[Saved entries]

╭──

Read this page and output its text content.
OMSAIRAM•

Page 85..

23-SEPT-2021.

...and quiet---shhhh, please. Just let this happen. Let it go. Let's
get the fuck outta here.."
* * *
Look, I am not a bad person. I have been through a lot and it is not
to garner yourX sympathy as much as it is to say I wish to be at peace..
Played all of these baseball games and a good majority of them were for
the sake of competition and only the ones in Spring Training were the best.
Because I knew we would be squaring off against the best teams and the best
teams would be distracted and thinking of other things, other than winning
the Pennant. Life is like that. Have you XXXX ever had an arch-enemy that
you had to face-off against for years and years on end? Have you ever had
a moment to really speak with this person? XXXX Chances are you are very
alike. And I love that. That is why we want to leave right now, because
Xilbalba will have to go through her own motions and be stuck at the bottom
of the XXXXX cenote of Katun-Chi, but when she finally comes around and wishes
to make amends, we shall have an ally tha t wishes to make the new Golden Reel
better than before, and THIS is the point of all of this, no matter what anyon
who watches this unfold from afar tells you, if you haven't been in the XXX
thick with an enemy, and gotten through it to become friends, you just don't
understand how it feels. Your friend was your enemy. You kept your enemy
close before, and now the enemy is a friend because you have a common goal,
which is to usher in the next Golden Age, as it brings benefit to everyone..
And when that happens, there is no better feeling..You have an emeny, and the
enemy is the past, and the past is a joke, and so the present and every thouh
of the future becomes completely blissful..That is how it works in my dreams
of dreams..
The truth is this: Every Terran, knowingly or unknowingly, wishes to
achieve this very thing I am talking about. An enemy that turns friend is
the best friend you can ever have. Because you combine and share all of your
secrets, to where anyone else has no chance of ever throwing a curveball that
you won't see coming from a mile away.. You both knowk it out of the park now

╰──

## [What you need to do]
Repeat the data above exactly.

## [Solution to this exercise]
Read this page and output its text content.
OMSAIRAM•

Page 85..

23-SEPT-2021.

...and quiet---shhhh, please. Just let this happen. Let it go. Let's
get the fuck outta here.."
* * *
Look, I am not a bad person. I have been through a lot and it is not
to garner yourX sympathy as much as it is to say I wish to be at peace..
Played all of these baseball games and a good majority of them were for
the sake of competition and only the ones in Spring Training were the best.
Because I knew we would be squaring off against the best teams and the best
teams would be distracted and thinking of other things, other than winning
the Pennant. Life is like that. Have you XXXX ever had an arch-enemy that
you had to face-off against for years and years on end? Have you ever had
a moment to really speak with this person? XXXX Chances are you are very
alike. And I love that. That is why we want to leave right now, because
Xilbalba will have to go through her own motions and be stuck at the bottom
of the XXXXX cenote of Katun-Chi, but when she finally comes around and wishes
to make amends, we shall have an ally tha t wishes to make the new Golden Reel
better than before, and THIS is the point of all of this, no matter what anyon
who watches this unfold from afar tells you, if you haven't been in the XXX
thick with an enemy, and gotten through it to become friends, you just don't
understand how it feels. Your friend was your enemy. You kept your enemy
close before, and now the enemy is a friend because you have a common goal,
which is to usher in the next Golden Age, as it brings benefit to everyone..
And when that happens, there is no better feeling..You have an emeny, and the
enemy is the past, and the past is a joke, and so the present and every thouh
of the future becomes completely blissful..That is how it works in my dreams
of dreams..
The truth is this: Every Terran, knowingly or unknowingly, wishes to
achieve this very thing I am talking about. An enemy that turns friend is
the best friend you can ever have. Because you combine and share all of your
secrets, to where anyone else has no chance of ever throwing a curveball that
you won't see coming from a mile away.. You both knowk it out of the park now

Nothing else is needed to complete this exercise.